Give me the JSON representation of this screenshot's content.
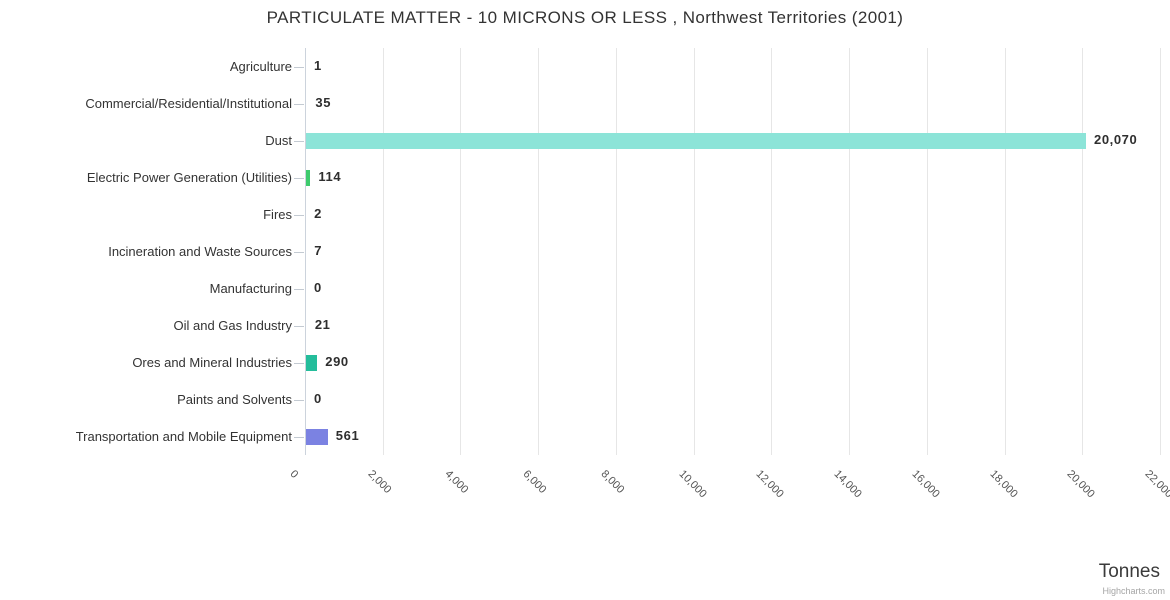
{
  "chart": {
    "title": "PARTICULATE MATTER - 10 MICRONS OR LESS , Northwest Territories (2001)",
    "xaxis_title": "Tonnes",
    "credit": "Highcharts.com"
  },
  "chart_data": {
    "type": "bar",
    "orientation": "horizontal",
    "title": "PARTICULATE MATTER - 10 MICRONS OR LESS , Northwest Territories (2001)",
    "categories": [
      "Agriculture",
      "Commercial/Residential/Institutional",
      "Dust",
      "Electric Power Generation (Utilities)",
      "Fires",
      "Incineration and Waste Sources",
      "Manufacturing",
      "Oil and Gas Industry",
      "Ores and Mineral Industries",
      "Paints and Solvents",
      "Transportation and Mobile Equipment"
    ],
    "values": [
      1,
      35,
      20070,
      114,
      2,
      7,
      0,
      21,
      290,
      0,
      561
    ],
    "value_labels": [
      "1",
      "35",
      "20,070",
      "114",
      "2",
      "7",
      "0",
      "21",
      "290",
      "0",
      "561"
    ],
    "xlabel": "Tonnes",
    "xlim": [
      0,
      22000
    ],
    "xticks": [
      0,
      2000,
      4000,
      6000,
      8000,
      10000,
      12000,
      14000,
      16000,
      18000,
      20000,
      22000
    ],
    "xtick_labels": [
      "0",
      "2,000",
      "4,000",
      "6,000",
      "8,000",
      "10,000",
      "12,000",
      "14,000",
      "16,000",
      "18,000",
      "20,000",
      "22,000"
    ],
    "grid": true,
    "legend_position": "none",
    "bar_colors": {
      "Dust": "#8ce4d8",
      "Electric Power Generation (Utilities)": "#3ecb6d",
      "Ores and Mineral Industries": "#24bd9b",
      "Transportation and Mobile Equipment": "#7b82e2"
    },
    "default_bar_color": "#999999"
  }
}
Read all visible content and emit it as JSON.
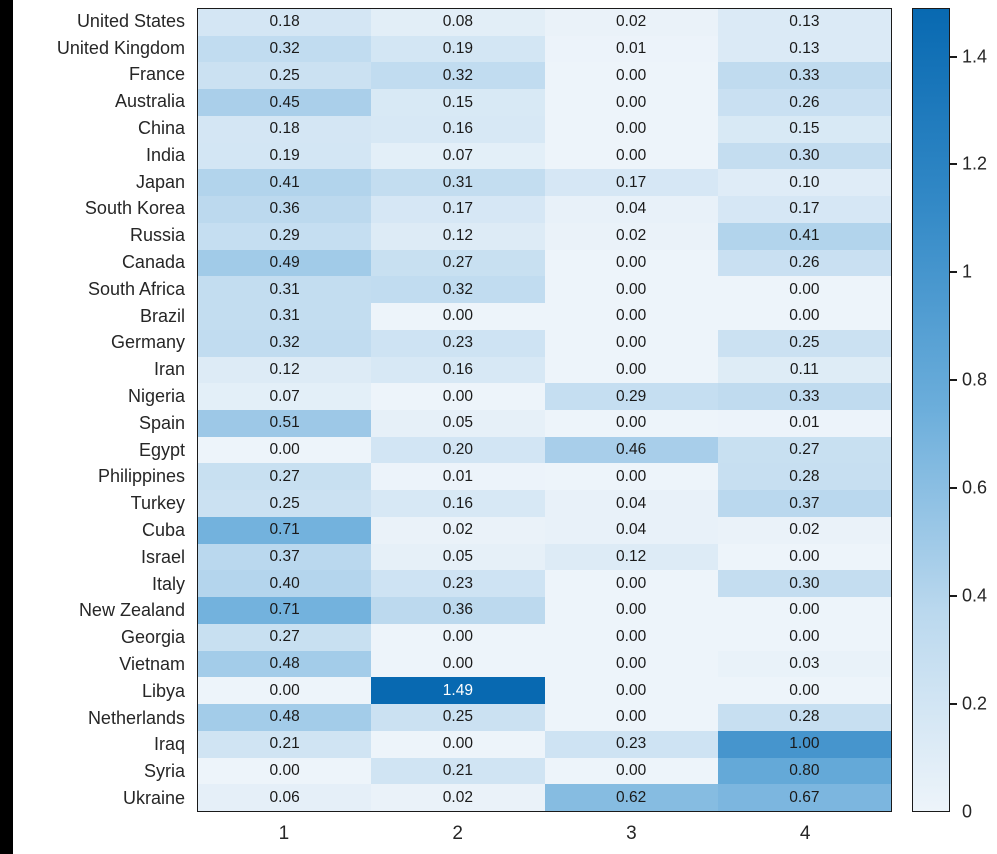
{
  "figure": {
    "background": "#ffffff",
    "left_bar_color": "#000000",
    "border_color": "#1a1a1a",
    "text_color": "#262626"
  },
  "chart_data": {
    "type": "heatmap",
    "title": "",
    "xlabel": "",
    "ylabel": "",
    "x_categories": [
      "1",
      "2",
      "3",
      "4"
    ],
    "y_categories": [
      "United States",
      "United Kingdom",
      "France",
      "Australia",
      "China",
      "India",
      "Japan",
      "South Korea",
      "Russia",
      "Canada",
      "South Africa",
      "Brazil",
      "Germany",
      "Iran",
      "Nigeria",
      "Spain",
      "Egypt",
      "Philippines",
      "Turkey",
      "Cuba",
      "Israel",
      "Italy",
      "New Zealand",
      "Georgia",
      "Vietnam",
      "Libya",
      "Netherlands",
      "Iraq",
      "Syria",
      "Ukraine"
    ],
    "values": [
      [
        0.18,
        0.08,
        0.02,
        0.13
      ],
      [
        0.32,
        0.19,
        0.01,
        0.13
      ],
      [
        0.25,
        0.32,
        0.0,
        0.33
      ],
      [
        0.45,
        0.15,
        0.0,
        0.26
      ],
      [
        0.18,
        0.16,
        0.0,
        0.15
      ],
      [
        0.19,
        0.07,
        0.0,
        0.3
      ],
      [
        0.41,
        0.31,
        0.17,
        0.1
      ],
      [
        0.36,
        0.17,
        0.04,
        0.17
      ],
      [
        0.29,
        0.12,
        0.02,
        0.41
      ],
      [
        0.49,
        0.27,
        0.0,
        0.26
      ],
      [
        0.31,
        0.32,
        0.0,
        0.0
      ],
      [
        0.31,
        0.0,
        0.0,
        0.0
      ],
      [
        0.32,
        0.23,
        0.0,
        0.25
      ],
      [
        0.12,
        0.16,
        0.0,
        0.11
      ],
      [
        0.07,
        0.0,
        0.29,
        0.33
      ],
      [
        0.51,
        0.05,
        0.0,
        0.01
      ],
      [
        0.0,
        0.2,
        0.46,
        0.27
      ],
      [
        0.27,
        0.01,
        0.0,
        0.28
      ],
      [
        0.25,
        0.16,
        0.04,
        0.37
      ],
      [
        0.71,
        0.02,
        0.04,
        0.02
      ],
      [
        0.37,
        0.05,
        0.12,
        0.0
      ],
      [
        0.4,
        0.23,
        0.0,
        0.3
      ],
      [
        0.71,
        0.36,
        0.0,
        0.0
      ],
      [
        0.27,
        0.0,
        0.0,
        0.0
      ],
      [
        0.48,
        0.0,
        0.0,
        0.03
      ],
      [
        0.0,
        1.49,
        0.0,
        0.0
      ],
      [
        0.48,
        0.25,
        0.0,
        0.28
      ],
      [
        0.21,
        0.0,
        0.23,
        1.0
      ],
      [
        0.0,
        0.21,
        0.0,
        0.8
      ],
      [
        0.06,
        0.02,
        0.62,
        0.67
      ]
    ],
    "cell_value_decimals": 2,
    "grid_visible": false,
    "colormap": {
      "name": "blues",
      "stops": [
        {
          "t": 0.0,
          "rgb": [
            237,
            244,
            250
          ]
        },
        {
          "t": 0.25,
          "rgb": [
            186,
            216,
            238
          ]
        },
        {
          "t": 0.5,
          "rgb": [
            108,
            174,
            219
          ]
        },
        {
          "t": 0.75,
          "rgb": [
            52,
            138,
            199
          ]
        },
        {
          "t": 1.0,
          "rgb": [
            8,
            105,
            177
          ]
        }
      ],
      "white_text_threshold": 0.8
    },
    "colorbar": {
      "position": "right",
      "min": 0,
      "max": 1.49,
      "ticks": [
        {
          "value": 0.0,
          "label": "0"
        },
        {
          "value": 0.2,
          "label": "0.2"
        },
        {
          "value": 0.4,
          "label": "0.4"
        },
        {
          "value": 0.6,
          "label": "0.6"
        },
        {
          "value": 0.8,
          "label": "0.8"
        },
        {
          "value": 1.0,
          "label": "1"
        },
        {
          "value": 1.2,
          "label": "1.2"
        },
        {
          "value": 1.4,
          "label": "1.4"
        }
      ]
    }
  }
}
________________
WRITTEN EXERCISE: Pictures stay out of the copy; please restate every record above exactly.

SOLUTION TO THIS TASK:
Give me the JSON representation of this screenshot's content.
{
  "chart": {
    "title": "PARTICULATE MATTER - 10 MICRONS OR LESS , Northwest Territories (2001)",
    "xaxis_title": "Tonnes",
    "credit": "Highcharts.com"
  },
  "chart_data": {
    "type": "bar",
    "orientation": "horizontal",
    "title": "PARTICULATE MATTER - 10 MICRONS OR LESS , Northwest Territories (2001)",
    "categories": [
      "Agriculture",
      "Commercial/Residential/Institutional",
      "Dust",
      "Electric Power Generation (Utilities)",
      "Fires",
      "Incineration and Waste Sources",
      "Manufacturing",
      "Oil and Gas Industry",
      "Ores and Mineral Industries",
      "Paints and Solvents",
      "Transportation and Mobile Equipment"
    ],
    "values": [
      1,
      35,
      20070,
      114,
      2,
      7,
      0,
      21,
      290,
      0,
      561
    ],
    "value_labels": [
      "1",
      "35",
      "20,070",
      "114",
      "2",
      "7",
      "0",
      "21",
      "290",
      "0",
      "561"
    ],
    "xlabel": "Tonnes",
    "xlim": [
      0,
      22000
    ],
    "xticks": [
      0,
      2000,
      4000,
      6000,
      8000,
      10000,
      12000,
      14000,
      16000,
      18000,
      20000,
      22000
    ],
    "xtick_labels": [
      "0",
      "2,000",
      "4,000",
      "6,000",
      "8,000",
      "10,000",
      "12,000",
      "14,000",
      "16,000",
      "18,000",
      "20,000",
      "22,000"
    ],
    "grid": true,
    "legend_position": "none",
    "bar_colors": {
      "Dust": "#8ce4d8",
      "Electric Power Generation (Utilities)": "#3ecb6d",
      "Ores and Mineral Industries": "#24bd9b",
      "Transportation and Mobile Equipment": "#7b82e2"
    },
    "default_bar_color": "#999999"
  }
}
Read all visible content and emit it as JSON.
{
  "figure": {
    "background": "#ffffff",
    "left_bar_color": "#000000",
    "border_color": "#1a1a1a",
    "text_color": "#262626"
  },
  "chart_data": {
    "type": "heatmap",
    "title": "",
    "xlabel": "",
    "ylabel": "",
    "x_categories": [
      "1",
      "2",
      "3",
      "4"
    ],
    "y_categories": [
      "United States",
      "United Kingdom",
      "France",
      "Australia",
      "China",
      "India",
      "Japan",
      "South Korea",
      "Russia",
      "Canada",
      "South Africa",
      "Brazil",
      "Germany",
      "Iran",
      "Nigeria",
      "Spain",
      "Egypt",
      "Philippines",
      "Turkey",
      "Cuba",
      "Israel",
      "Italy",
      "New Zealand",
      "Georgia",
      "Vietnam",
      "Libya",
      "Netherlands",
      "Iraq",
      "Syria",
      "Ukraine"
    ],
    "values": [
      [
        0.18,
        0.08,
        0.02,
        0.13
      ],
      [
        0.32,
        0.19,
        0.01,
        0.13
      ],
      [
        0.25,
        0.32,
        0.0,
        0.33
      ],
      [
        0.45,
        0.15,
        0.0,
        0.26
      ],
      [
        0.18,
        0.16,
        0.0,
        0.15
      ],
      [
        0.19,
        0.07,
        0.0,
        0.3
      ],
      [
        0.41,
        0.31,
        0.17,
        0.1
      ],
      [
        0.36,
        0.17,
        0.04,
        0.17
      ],
      [
        0.29,
        0.12,
        0.02,
        0.41
      ],
      [
        0.49,
        0.27,
        0.0,
        0.26
      ],
      [
        0.31,
        0.32,
        0.0,
        0.0
      ],
      [
        0.31,
        0.0,
        0.0,
        0.0
      ],
      [
        0.32,
        0.23,
        0.0,
        0.25
      ],
      [
        0.12,
        0.16,
        0.0,
        0.11
      ],
      [
        0.07,
        0.0,
        0.29,
        0.33
      ],
      [
        0.51,
        0.05,
        0.0,
        0.01
      ],
      [
        0.0,
        0.2,
        0.46,
        0.27
      ],
      [
        0.27,
        0.01,
        0.0,
        0.28
      ],
      [
        0.25,
        0.16,
        0.04,
        0.37
      ],
      [
        0.71,
        0.02,
        0.04,
        0.02
      ],
      [
        0.37,
        0.05,
        0.12,
        0.0
      ],
      [
        0.4,
        0.23,
        0.0,
        0.3
      ],
      [
        0.71,
        0.36,
        0.0,
        0.0
      ],
      [
        0.27,
        0.0,
        0.0,
        0.0
      ],
      [
        0.48,
        0.0,
        0.0,
        0.03
      ],
      [
        0.0,
        1.49,
        0.0,
        0.0
      ],
      [
        0.48,
        0.25,
        0.0,
        0.28
      ],
      [
        0.21,
        0.0,
        0.23,
        1.0
      ],
      [
        0.0,
        0.21,
        0.0,
        0.8
      ],
      [
        0.06,
        0.02,
        0.62,
        0.67
      ]
    ],
    "cell_value_decimals": 2,
    "grid_visible": false,
    "colormap": {
      "name": "blues",
      "stops": [
        {
          "t": 0.0,
          "rgb": [
            237,
            244,
            250
          ]
        },
        {
          "t": 0.25,
          "rgb": [
            186,
            216,
            238
          ]
        },
        {
          "t": 0.5,
          "rgb": [
            108,
            174,
            219
          ]
        },
        {
          "t": 0.75,
          "rgb": [
            52,
            138,
            199
          ]
        },
        {
          "t": 1.0,
          "rgb": [
            8,
            105,
            177
          ]
        }
      ],
      "white_text_threshold": 0.8
    },
    "colorbar": {
      "position": "right",
      "min": 0,
      "max": 1.49,
      "ticks": [
        {
          "value": 0.0,
          "label": "0"
        },
        {
          "value": 0.2,
          "label": "0.2"
        },
        {
          "value": 0.4,
          "label": "0.4"
        },
        {
          "value": 0.6,
          "label": "0.6"
        },
        {
          "value": 0.8,
          "label": "0.8"
        },
        {
          "value": 1.0,
          "label": "1"
        },
        {
          "value": 1.2,
          "label": "1.2"
        },
        {
          "value": 1.4,
          "label": "1.4"
        }
      ]
    }
  }
}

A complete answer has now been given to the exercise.